Reply with one number: the count of lines in the data that hold the string "this".

--- Start of SUPPLIED RECORDS ---

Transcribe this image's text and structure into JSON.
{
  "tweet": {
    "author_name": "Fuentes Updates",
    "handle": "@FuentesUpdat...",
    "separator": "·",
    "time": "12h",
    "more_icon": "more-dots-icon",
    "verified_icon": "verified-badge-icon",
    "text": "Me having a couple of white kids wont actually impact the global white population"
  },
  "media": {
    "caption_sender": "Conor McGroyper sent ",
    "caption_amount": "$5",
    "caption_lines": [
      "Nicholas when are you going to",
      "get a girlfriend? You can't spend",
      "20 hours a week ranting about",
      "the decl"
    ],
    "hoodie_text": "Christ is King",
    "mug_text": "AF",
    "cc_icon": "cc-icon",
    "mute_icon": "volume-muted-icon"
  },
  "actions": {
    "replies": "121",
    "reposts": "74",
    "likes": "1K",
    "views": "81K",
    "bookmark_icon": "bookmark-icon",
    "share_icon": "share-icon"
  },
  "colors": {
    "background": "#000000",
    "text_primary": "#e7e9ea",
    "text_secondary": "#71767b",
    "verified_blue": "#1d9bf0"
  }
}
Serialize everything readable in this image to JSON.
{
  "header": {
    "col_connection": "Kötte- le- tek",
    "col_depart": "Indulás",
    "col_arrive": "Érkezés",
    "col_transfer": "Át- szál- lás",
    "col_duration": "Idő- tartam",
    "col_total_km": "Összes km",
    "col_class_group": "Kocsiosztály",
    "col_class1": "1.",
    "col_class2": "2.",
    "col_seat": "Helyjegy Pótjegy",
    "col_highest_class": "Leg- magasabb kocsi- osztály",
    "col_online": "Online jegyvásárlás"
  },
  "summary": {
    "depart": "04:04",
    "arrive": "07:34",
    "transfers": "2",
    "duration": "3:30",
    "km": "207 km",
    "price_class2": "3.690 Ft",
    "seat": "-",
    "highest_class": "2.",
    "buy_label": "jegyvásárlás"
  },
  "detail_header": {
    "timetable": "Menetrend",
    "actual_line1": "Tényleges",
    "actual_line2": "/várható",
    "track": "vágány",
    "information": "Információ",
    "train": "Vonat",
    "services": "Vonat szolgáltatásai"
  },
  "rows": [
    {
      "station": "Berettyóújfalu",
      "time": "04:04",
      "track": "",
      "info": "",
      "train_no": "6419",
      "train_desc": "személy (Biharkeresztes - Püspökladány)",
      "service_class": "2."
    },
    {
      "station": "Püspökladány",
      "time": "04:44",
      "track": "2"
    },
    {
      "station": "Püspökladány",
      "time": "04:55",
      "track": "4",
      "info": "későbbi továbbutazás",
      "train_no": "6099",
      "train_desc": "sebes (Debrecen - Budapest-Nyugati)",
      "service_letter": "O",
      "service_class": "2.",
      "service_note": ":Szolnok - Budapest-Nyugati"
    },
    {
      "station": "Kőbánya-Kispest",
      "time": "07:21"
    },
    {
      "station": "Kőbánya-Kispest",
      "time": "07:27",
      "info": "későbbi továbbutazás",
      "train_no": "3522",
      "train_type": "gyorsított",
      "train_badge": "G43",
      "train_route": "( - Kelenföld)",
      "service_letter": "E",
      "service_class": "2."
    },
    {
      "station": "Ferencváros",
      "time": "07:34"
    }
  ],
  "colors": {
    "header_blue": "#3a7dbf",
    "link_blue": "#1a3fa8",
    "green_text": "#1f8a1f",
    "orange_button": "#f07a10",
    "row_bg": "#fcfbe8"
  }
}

--- End of SUPPLIED RECORDS ---

◆ TASK RESPONSE: 2